• _Work instructions_
Restate the entries word for word, omitting nothing.

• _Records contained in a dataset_
····················

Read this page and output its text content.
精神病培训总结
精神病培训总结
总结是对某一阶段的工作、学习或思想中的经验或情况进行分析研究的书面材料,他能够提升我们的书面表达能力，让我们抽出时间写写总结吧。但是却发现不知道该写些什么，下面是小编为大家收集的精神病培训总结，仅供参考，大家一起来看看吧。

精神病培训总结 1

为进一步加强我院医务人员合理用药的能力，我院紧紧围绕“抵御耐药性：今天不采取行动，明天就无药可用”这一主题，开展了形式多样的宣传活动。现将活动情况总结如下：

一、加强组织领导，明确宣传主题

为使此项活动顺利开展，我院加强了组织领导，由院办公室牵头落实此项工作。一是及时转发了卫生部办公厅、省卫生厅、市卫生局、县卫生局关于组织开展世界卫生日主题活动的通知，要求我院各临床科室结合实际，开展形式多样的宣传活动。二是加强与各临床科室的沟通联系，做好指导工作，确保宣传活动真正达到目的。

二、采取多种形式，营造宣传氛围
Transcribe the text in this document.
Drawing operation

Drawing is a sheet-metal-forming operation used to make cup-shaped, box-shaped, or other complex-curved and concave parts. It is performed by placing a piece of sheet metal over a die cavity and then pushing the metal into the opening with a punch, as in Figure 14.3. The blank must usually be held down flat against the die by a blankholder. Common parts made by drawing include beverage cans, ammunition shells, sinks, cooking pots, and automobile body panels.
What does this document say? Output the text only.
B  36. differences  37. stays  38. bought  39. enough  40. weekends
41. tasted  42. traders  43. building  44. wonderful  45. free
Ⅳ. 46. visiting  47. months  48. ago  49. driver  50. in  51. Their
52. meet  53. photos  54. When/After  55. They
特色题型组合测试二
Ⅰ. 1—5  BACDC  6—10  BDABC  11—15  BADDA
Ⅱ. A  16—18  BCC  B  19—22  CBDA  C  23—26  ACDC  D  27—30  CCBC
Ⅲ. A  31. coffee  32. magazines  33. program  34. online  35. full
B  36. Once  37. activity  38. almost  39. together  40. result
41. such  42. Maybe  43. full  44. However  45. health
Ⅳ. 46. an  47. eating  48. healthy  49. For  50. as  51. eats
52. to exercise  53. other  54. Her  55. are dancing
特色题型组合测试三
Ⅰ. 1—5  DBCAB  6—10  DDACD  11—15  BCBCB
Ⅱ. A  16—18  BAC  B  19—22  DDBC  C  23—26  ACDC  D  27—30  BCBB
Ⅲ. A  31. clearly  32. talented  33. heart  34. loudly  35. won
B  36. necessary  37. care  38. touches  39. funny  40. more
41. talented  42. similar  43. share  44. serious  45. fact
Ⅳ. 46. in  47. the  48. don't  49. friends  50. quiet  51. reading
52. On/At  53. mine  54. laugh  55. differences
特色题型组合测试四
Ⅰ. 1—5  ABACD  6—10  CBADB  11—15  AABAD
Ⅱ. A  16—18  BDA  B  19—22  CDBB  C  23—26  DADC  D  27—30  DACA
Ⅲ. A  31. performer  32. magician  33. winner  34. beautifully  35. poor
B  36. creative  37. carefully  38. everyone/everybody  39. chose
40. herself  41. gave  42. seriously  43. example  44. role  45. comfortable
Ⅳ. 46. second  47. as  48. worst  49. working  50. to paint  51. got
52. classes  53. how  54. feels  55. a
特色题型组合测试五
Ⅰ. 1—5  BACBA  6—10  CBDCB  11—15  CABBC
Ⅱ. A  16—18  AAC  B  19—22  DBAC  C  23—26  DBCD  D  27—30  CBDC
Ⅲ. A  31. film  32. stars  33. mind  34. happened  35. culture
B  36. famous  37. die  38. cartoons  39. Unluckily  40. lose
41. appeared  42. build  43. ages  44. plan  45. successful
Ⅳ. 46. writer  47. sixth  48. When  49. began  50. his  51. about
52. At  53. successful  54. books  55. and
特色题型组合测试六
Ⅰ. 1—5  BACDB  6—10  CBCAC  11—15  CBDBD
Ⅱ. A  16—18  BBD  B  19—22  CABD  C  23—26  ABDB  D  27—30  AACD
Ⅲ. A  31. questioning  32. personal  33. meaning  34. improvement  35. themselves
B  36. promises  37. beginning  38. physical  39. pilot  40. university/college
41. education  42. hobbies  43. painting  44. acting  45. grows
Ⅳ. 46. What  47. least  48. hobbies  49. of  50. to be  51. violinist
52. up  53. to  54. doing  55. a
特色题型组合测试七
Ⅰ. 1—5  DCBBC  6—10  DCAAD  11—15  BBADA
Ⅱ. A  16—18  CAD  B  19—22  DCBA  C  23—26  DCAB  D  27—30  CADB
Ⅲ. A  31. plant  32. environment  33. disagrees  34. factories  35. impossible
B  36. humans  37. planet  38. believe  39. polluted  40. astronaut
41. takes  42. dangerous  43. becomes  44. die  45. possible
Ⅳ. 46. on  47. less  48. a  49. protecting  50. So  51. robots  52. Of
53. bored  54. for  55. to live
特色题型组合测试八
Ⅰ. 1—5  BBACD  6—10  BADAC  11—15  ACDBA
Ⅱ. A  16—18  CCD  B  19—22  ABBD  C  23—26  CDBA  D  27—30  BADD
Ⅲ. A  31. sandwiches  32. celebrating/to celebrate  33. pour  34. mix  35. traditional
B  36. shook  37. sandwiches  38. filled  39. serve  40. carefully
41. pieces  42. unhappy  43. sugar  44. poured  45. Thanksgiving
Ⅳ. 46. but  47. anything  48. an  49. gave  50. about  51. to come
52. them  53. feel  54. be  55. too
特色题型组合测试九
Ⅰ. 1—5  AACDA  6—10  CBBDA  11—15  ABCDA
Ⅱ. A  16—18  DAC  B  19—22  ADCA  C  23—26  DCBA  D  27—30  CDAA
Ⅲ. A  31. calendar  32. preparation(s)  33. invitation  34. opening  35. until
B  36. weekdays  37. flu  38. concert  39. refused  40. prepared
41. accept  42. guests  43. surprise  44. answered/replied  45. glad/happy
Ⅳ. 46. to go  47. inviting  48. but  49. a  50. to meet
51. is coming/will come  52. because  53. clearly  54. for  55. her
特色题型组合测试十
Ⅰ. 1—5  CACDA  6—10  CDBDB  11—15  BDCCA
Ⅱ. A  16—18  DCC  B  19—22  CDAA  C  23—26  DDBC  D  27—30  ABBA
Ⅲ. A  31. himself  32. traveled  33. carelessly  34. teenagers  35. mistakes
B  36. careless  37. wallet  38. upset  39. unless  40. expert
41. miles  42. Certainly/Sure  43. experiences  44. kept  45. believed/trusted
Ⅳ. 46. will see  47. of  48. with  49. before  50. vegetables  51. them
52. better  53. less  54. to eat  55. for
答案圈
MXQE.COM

····················

• _Result for this task_
Read this page and output its text content.
精神病培训总结
精神病培训总结
总结是对某一阶段的工作、学习或思想中的经验或情况进行分析研究的书面材料,他能够提升我们的书面表达能力，让我们抽出时间写写总结吧。但是却发现不知道该写些什么，下面是小编为大家收集的精神病培训总结，仅供参考，大家一起来看看吧。

精神病培训总结 1

为进一步加强我院医务人员合理用药的能力，我院紧紧围绕“抵御耐药性：今天不采取行动，明天就无药可用”这一主题，开展了形式多样的宣传活动。现将活动情况总结如下：

一、加强组织领导，明确宣传主题

为使此项活动顺利开展，我院加强了组织领导，由院办公室牵头落实此项工作。一是及时转发了卫生部办公厅、省卫生厅、市卫生局、县卫生局关于组织开展世界卫生日主题活动的通知，要求我院各临床科室结合实际，开展形式多样的宣传活动。二是加强与各临床科室的沟通联系，做好指导工作，确保宣传活动真正达到目的。

二、采取多种形式，营造宣传氛围
Transcribe the text in this document.
Drawing operation

Drawing is a sheet-metal-forming operation used to make cup-shaped, box-shaped, or other complex-curved and concave parts. It is performed by placing a piece of sheet metal over a die cavity and then pushing the metal into the opening with a punch, as in Figure 14.3. The blank must usually be held down flat against the die by a blankholder. Common parts made by drawing include beverage cans, ammunition shells, sinks, cooking pots, and automobile body panels.
What does this document say? Output the text only.
B  36. differences  37. stays  38. bought  39. enough  40. weekends
41. tasted  42. traders  43. building  44. wonderful  45. free
Ⅳ. 46. visiting  47. months  48. ago  49. driver  50. in  51. Their
52. meet  53. photos  54. When/After  55. They
特色题型组合测试二
Ⅰ. 1—5  BACDC  6—10  BDABC  11—15  BADDA
Ⅱ. A  16—18  BCC  B  19—22  CBDA  C  23—26  ACDC  D  27—30  CCBC
Ⅲ. A  31. coffee  32. magazines  33. program  34. online  35. full
B  36. Once  37. activity  38. almost  39. together  40. result
41. such  42. Maybe  43. full  44. However  45. health
Ⅳ. 46. an  47. eating  48. healthy  49. For  50. as  51. eats
52. to exercise  53. other  54. Her  55. are dancing
特色题型组合测试三
Ⅰ. 1—5  DBCAB  6—10  DDACD  11—15  BCBCB
Ⅱ. A  16—18  BAC  B  19—22  DDBC  C  23—26  ACDC  D  27—30  BCBB
Ⅲ. A  31. clearly  32. talented  33. heart  34. loudly  35. won
B  36. necessary  37. care  38. touches  39. funny  40. more
41. talented  42. similar  43. share  44. serious  45. fact
Ⅳ. 46. in  47. the  48. don't  49. friends  50. quiet  51. reading
52. On/At  53. mine  54. laugh  55. differences
特色题型组合测试四
Ⅰ. 1—5  ABACD  6—10  CBADB  11—15  AABAD
Ⅱ. A  16—18  BDA  B  19—22  CDBB  C  23—26  DADC  D  27—30  DACA
Ⅲ. A  31. performer  32. magician  33. winner  34. beautifully  35. poor
B  36. creative  37. carefully  38. everyone/everybody  39. chose
40. herself  41. gave  42. seriously  43. example  44. role  45. comfortable
Ⅳ. 46. second  47. as  48. worst  49. working  50. to paint  51. got
52. classes  53. how  54. feels  55. a
特色题型组合测试五
Ⅰ. 1—5  BACBA  6—10  CBDCB  11—15  CABBC
Ⅱ. A  16—18  AAC  B  19—22  DBAC  C  23—26  DBCD  D  27—30  CBDC
Ⅲ. A  31. film  32. stars  33. mind  34. happened  35. culture
B  36. famous  37. die  38. cartoons  39. Unluckily  40. lose
41. appeared  42. build  43. ages  44. plan  45. successful
Ⅳ. 46. writer  47. sixth  48. When  49. began  50. his  51. about
52. At  53. successful  54. books  55. and
特色题型组合测试六
Ⅰ. 1—5  BACDB  6—10  CBCAC  11—15  CBDBD
Ⅱ. A  16—18  BBD  B  19—22  CABD  C  23—26  ABDB  D  27—30  AACD
Ⅲ. A  31. questioning  32. personal  33. meaning  34. improvement  35. themselves
B  36. promises  37. beginning  38. physical  39. pilot  40. university/college
41. education  42. hobbies  43. painting  44. acting  45. grows
Ⅳ. 46. What  47. least  48. hobbies  49. of  50. to be  51. violinist
52. up  53. to  54. doing  55. a
特色题型组合测试七
Ⅰ. 1—5  DCBBC  6—10  DCAAD  11—15  BBADA
Ⅱ. A  16—18  CAD  B  19—22  DCBA  C  23—26  DCAB  D  27—30  CADB
Ⅲ. A  31. plant  32. environment  33. disagrees  34. factories  35. impossible
B  36. humans  37. planet  38. believe  39. polluted  40. astronaut
41. takes  42. dangerous  43. becomes  44. die  45. possible
Ⅳ. 46. on  47. less  48. a  49. protecting  50. So  51. robots  52. Of
53. bored  54. for  55. to live
特色题型组合测试八
Ⅰ. 1—5  BBACD  6—10  BADAC  11—15  ACDBA
Ⅱ. A  16—18  CCD  B  19—22  ABBD  C  23—26  CDBA  D  27—30  BADD
Ⅲ. A  31. sandwiches  32. celebrating/to celebrate  33. pour  34. mix  35. traditional
B  36. shook  37. sandwiches  38. filled  39. serve  40. carefully
41. pieces  42. unhappy  43. sugar  44. poured  45. Thanksgiving
Ⅳ. 46. but  47. anything  48. an  49. gave  50. about  51. to come
52. them  53. feel  54. be  55. too
特色题型组合测试九
Ⅰ. 1—5  AACDA  6—10  CBBDA  11—15  ABCDA
Ⅱ. A  16—18  DAC  B  19—22  ADCA  C  23—26  DCBA  D  27—30  CDAA
Ⅲ. A  31. calendar  32. preparation(s)  33. invitation  34. opening  35. until
B  36. weekdays  37. flu  38. concert  39. refused  40. prepared
41. accept  42. guests  43. surprise  44. answered/replied  45. glad/happy
Ⅳ. 46. to go  47. inviting  48. but  49. a  50. to meet
51. is coming/will come  52. because  53. clearly  54. for  55. her
特色题型组合测试十
Ⅰ. 1—5  CACDA  6—10  CDBDB  11—15  BDCCA
Ⅱ. A  16—18  DCC  B  19—22  CDAA  C  23—26  DDBC  D  27—30  ABBA
Ⅲ. A  31. himself  32. traveled  33. carelessly  34. teenagers  35. mistakes
B  36. careless  37. wallet  38. upset  39. unless  40. expert
41. miles  42. Certainly/Sure  43. experiences  44. kept  45. believed/trusted
Ⅳ. 46. will see  47. of  48. with  49. before  50. vegetables  51. them
52. better  53. less  54. to eat  55. for
答案圈
MXQE.COM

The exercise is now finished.